### EXERCISE DESCRIPTION
From the entries below, extract every line that includes the word "Rozp".

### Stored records

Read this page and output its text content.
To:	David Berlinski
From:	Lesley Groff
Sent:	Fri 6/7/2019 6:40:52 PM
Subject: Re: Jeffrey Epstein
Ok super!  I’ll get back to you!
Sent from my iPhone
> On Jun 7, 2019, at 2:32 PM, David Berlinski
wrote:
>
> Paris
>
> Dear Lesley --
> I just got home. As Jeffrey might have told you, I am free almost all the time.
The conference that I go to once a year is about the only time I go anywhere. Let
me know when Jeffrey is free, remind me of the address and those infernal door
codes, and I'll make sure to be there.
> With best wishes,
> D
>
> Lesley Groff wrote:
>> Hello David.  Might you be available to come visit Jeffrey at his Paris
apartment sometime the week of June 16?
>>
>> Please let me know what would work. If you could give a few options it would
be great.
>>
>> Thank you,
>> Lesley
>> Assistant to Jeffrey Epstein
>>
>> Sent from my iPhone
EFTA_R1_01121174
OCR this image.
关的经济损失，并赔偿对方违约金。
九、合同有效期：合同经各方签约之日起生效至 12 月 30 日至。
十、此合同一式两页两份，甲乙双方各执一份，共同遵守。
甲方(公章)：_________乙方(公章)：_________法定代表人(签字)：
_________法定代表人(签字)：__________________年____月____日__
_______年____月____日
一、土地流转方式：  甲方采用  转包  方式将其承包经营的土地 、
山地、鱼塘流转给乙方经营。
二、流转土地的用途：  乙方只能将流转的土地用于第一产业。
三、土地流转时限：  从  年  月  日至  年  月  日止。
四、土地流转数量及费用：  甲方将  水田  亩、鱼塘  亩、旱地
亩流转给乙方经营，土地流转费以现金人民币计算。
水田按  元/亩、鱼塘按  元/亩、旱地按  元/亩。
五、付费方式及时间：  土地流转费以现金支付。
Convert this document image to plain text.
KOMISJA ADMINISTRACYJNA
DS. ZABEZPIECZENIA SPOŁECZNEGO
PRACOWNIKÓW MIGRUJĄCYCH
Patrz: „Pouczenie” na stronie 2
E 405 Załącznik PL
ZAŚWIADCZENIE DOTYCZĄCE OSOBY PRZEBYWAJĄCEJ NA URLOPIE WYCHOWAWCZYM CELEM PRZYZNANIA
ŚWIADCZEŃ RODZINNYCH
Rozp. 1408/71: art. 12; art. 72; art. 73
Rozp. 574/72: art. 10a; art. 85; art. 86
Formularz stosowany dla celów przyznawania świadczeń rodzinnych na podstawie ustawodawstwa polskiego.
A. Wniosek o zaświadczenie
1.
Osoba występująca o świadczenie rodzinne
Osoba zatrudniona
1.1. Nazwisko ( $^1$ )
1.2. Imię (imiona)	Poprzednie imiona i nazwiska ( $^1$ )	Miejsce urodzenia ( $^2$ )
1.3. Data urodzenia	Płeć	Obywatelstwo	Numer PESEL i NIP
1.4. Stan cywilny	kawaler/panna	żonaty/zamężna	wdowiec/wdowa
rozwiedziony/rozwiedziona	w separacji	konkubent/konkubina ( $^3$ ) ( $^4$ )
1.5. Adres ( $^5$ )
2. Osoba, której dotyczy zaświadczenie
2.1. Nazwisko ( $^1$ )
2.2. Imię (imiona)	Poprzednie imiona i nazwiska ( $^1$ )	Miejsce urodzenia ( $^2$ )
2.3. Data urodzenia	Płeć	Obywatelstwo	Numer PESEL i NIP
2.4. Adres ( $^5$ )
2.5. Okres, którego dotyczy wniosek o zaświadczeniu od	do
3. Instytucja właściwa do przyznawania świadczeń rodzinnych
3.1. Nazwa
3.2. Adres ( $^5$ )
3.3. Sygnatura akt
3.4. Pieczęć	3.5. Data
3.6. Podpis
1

### CORRECT RESULT
Rozp. 1408/71: art. 12; art. 72; art. 73
Rozp. 574/72: art. 10a; art. 85; art. 86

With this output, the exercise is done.